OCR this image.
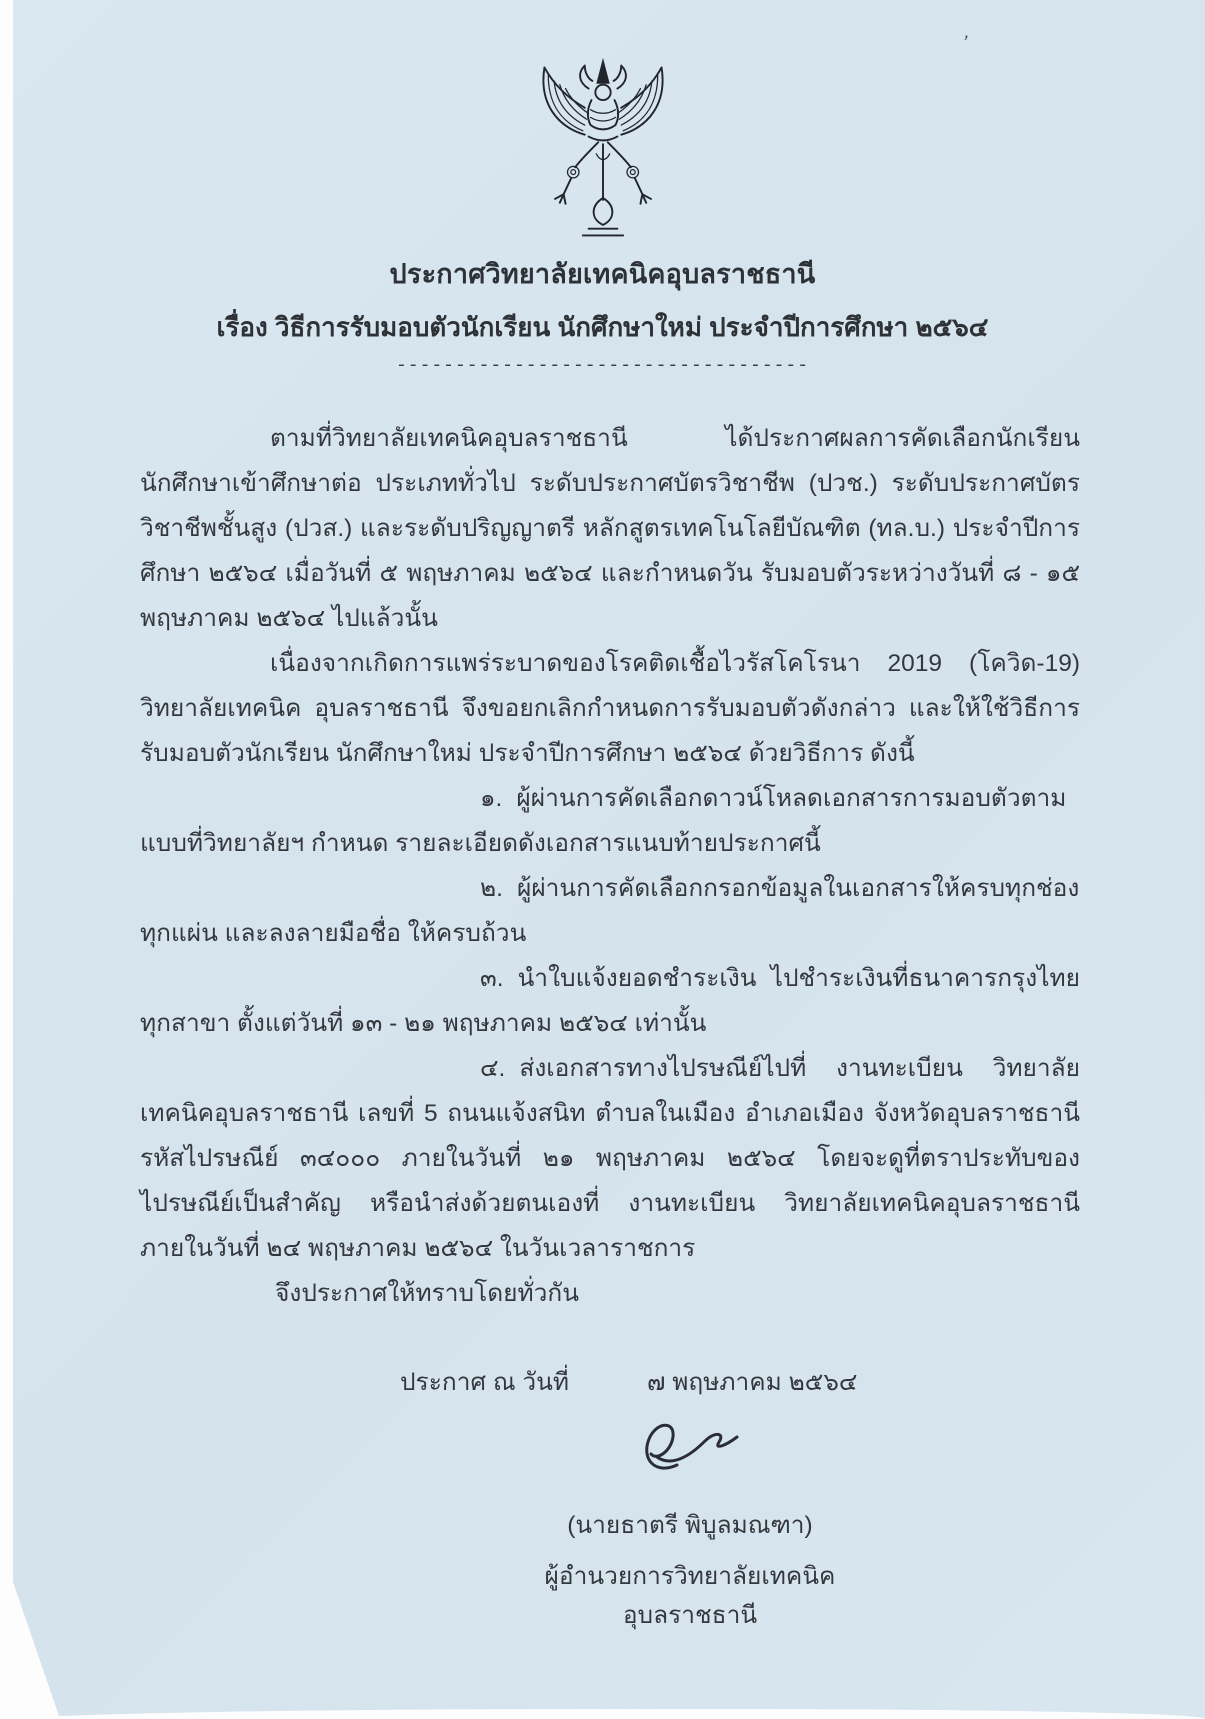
’
ประกาศวิทยาลัยเทคนิคอุบลราชธานี
เรื่อง วิธีการรับมอบตัวนักเรียน นักศึกษาใหม่ ประจำปีการศึกษา ๒๕๖๔
-----------------------------------

ตามที่วิทยาลัยเทคนิคอุบลราชธานี ได้ประกาศผลการคัดเลือกนักเรียน นักศึกษาเข้าศึกษาต่อ ประเภททั่วไป ระดับประกาศบัตรวิชาชีพ (ปวช.) ระดับประกาศบัตรวิชาชีพชั้นสูง (ปวส.) และระดับปริญญาตรี หลักสูตรเทคโนโลยีบัณฑิต (ทล.บ.) ประจำปีการศึกษา ๒๕๖๔ เมื่อวันที่ ๕ พฤษภาคม ๒๕๖๔ และกำหนดวัน รับมอบตัวระหว่างวันที่ ๘ - ๑๕ พฤษภาคม ๒๕๖๔ ไปแล้วนั้น

เนื่องจากเกิดการแพร่ระบาดของโรคติดเชื้อไวรัสโคโรนา 2019 (โควิด-19) วิทยาลัยเทคนิค อุบลราชธานี จึงขอยกเลิกกำหนดการรับมอบตัวดังกล่าว และให้ใช้วิธีการรับมอบตัวนักเรียน นักศึกษาใหม่ ประจำปีการศึกษา ๒๕๖๔ ด้วยวิธีการ ดังนี้

๑. ผู้ผ่านการคัดเลือกดาวน์โหลดเอกสารการมอบตัวตามแบบที่วิทยาลัยฯ กำหนด รายละเอียดดังเอกสารแนบท้ายประกาศนี้

๒. ผู้ผ่านการคัดเลือกกรอกข้อมูลในเอกสารให้ครบทุกช่อง ทุกแผ่น และลงลายมือชื่อ ให้ครบถ้วน

๓. นำใบแจ้งยอดชำระเงิน ไปชำระเงินที่ธนาคารกรุงไทยทุกสาขา ตั้งแต่วันที่ ๑๓ - ๒๑ พฤษภาคม ๒๕๖๔ เท่านั้น

๔. ส่งเอกสารทางไปรษณีย์ไปที่ งานทะเบียน วิทยาลัยเทคนิคอุบลราชธานี เลขที่ 5 ถนนแจ้งสนิท ตำบลในเมือง อำเภอเมือง จังหวัดอุบลราชธานี รหัสไปรษณีย์ ๓๔๐๐๐ ภายในวันที่ ๒๑ พฤษภาคม ๒๕๖๔ โดยจะดูที่ตราประทับของไปรษณีย์เป็นสำคัญ หรือนำส่งด้วยตนเองที่ งานทะเบียน วิทยาลัยเทคนิคอุบลราชธานี ภายในวันที่ ๒๔ พฤษภาคม ๒๕๖๔ ในวันเวลาราชการ

จึงประกาศให้ทราบโดยทั่วกัน

ประกาศ ณ วันที่	๗ พฤษภาคม ๒๕๖๔
(นายธาตรี พิบูลมณฑา)
ผู้อำนวยการวิทยาลัยเทคนิคอุบลราชธานี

○ ○ ○ ○ ○

Every line above that contains the word "กษาใหม" should be reported.

§ **The completed task**
เรื่อง วิธีการรับมอบตัวนักเรียน นักศึกษาใหม่ ประจำปีการศึกษา ๒๕๖๔
เนื่องจากเกิดการแพร่ระบาดของโรคติดเชื้อไวรัสโคโรนา 2019 (โควิด-19) วิทยาลัยเทคนิค อุบลราชธานี จึงขอยกเลิกกำหนดการรับมอบตัวดังกล่าว และให้ใช้วิธีการรับมอบตัวนักเรียน นักศึกษาใหม่ ประจำปีการศึกษา ๒๕๖๔ ด้วยวิธีการ ดังนี้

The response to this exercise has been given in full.